**DATA**.
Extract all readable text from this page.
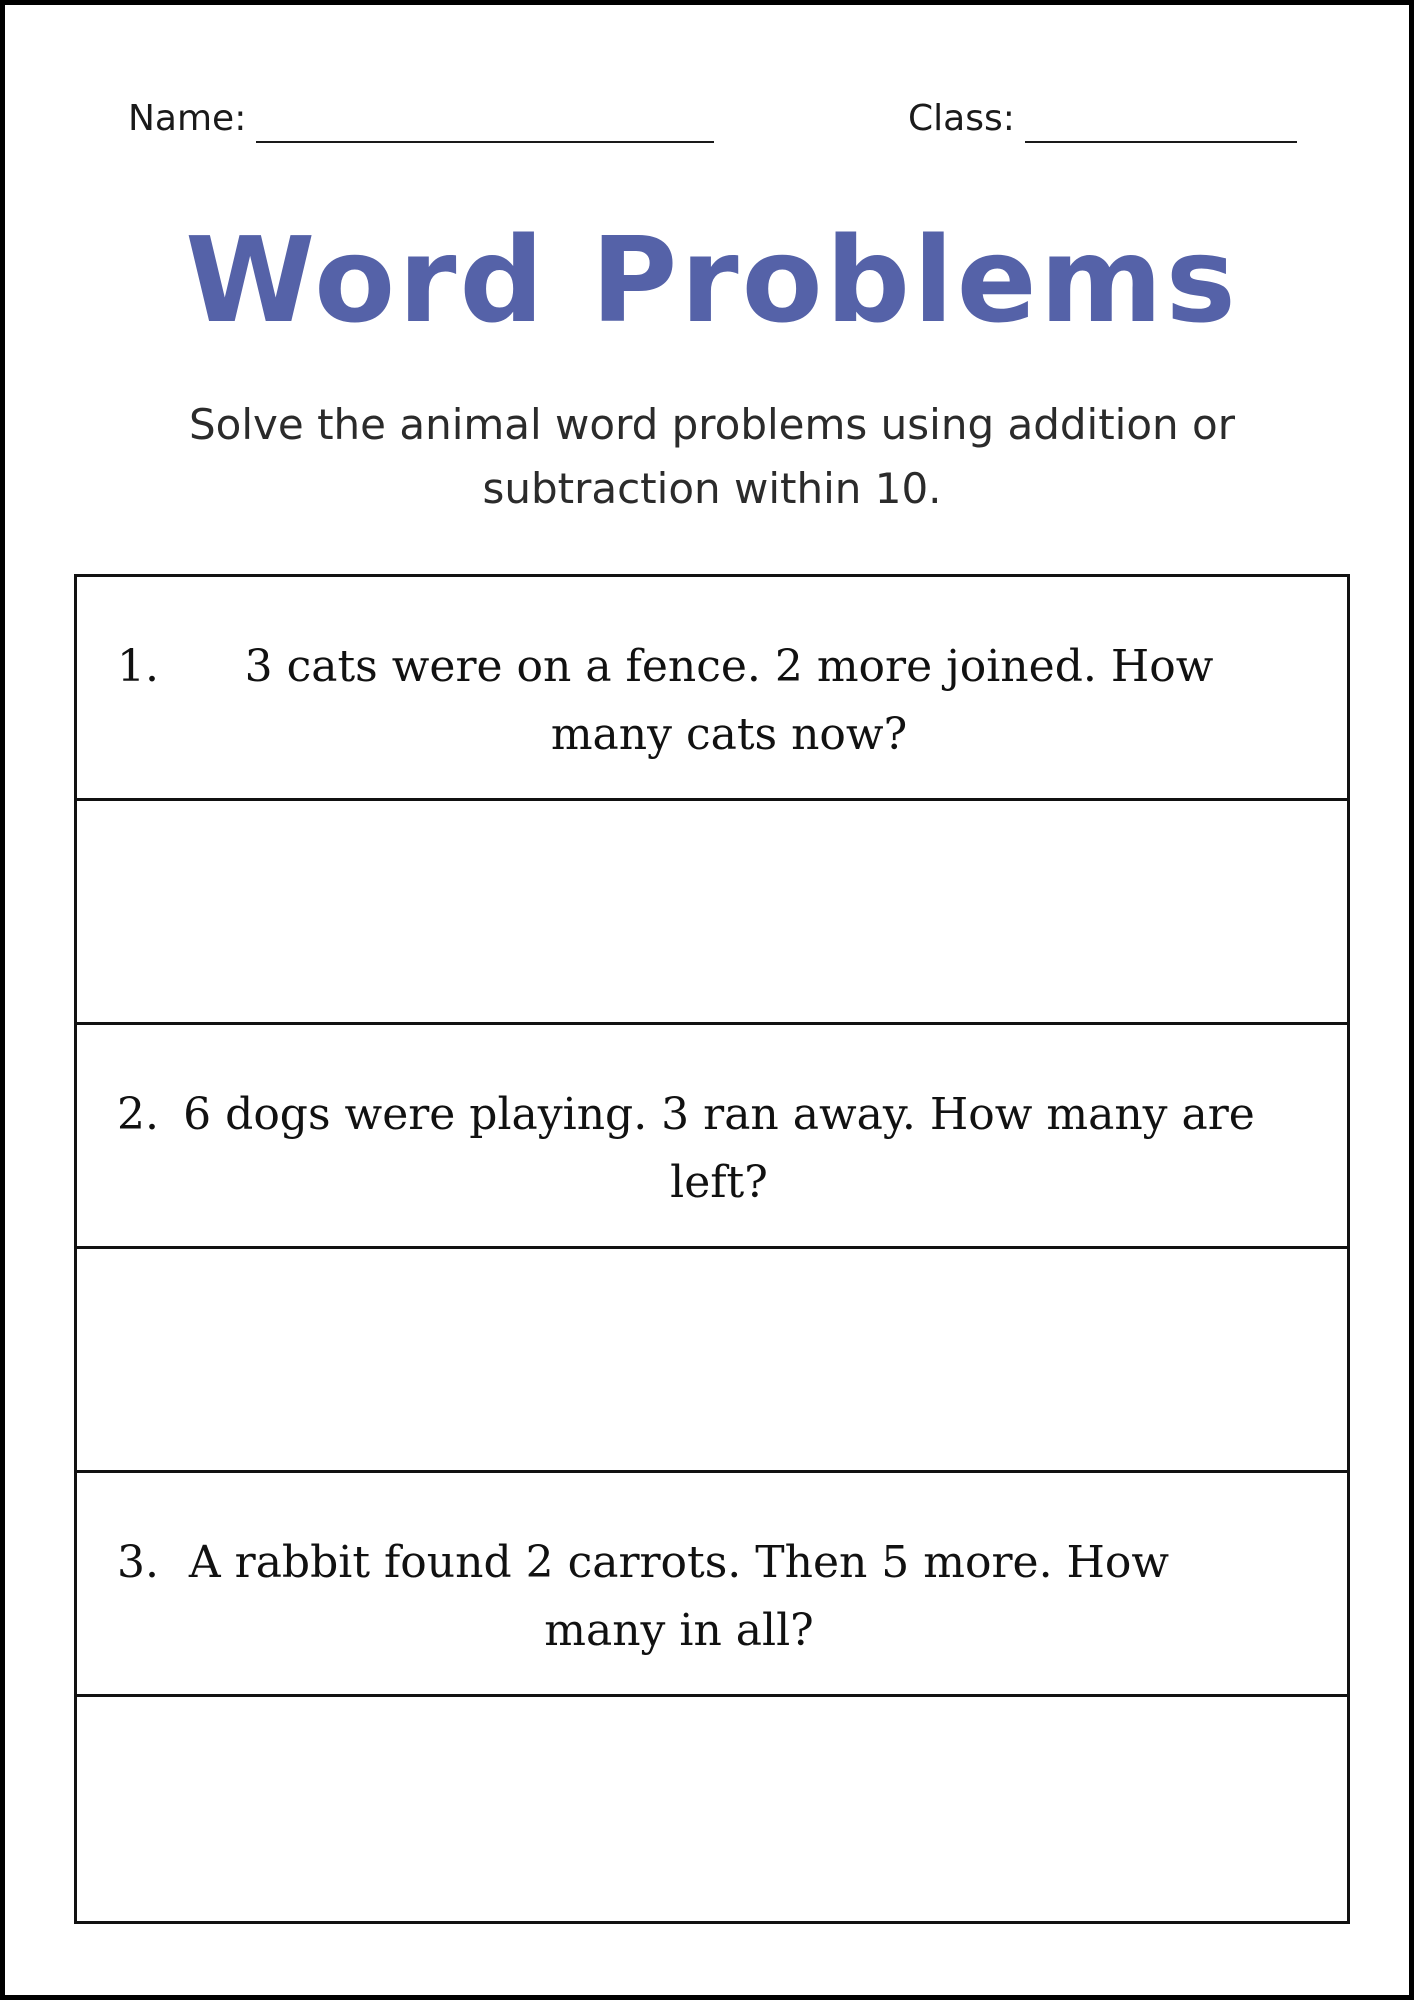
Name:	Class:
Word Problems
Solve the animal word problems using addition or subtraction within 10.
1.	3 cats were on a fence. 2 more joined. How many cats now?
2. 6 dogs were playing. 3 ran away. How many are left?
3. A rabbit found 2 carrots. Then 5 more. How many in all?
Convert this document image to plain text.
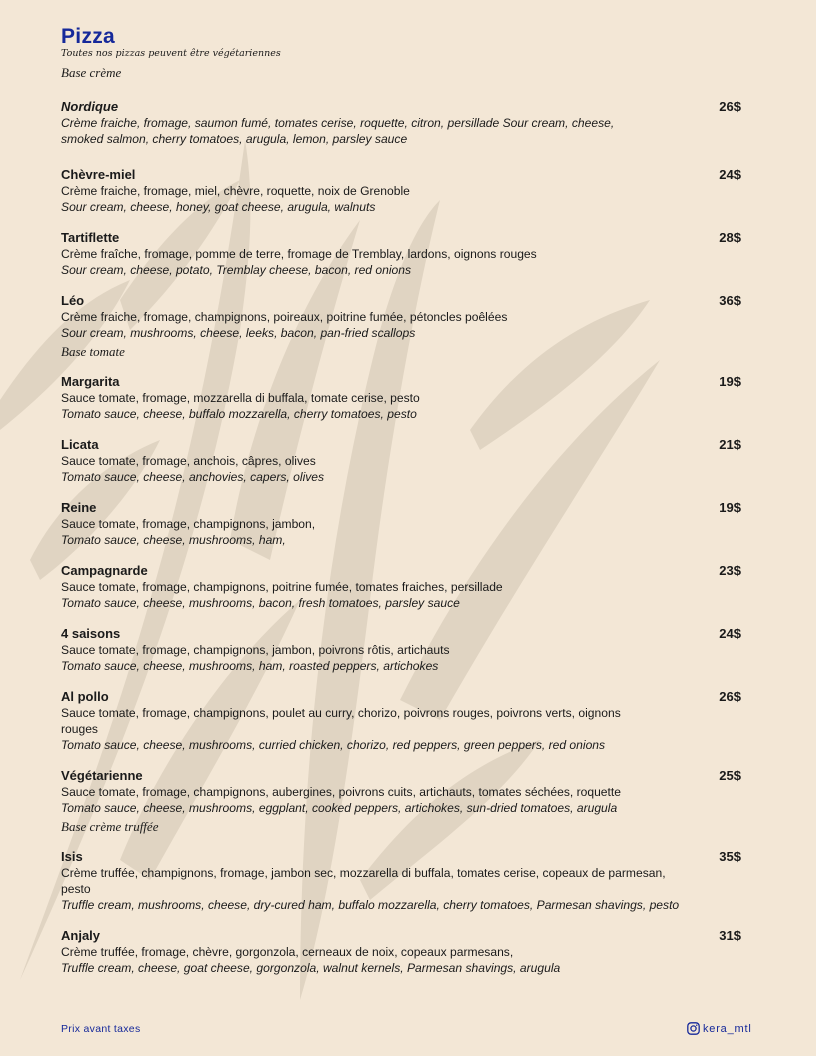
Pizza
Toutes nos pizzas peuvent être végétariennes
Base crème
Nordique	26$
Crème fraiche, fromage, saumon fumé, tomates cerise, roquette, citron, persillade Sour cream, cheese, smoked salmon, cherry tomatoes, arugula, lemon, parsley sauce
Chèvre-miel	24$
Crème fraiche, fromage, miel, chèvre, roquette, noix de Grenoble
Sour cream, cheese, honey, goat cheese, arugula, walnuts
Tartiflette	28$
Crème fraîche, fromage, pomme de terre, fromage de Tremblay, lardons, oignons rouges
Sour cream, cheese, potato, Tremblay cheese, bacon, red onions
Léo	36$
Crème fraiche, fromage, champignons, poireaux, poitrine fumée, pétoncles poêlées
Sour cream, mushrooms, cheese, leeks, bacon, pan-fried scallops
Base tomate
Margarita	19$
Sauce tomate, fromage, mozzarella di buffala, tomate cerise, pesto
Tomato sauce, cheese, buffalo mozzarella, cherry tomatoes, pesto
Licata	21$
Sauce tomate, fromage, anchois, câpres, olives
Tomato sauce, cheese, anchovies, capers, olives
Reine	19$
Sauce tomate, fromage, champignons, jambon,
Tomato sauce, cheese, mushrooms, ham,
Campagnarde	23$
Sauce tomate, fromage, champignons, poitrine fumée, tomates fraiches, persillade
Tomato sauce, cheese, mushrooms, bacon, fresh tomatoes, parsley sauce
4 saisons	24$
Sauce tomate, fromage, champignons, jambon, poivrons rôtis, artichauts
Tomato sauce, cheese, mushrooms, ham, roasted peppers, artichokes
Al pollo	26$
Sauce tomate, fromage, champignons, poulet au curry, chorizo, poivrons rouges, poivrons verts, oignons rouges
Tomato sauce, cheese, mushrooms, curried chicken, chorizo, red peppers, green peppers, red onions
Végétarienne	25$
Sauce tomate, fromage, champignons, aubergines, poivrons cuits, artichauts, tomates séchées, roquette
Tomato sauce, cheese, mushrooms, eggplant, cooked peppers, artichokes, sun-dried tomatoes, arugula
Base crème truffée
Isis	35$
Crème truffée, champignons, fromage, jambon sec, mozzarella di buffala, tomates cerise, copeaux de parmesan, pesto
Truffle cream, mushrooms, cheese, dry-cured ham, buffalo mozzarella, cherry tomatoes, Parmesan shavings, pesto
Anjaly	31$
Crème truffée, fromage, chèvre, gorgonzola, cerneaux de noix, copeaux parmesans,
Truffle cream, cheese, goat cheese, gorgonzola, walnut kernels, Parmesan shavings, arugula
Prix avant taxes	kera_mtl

**WHAT TO PRODUCE**.
Copy every line that includes the string "parsley" from the material above.

**REPLY TO THE TASK**.
Crème fraiche, fromage, saumon fumé, tomates cerise, roquette, citron, persillade Sour cream, cheese, smoked salmon, cherry tomatoes, arugula, lemon, parsley sauce
Tomato sauce, cheese, mushrooms, bacon, fresh tomatoes, parsley sauce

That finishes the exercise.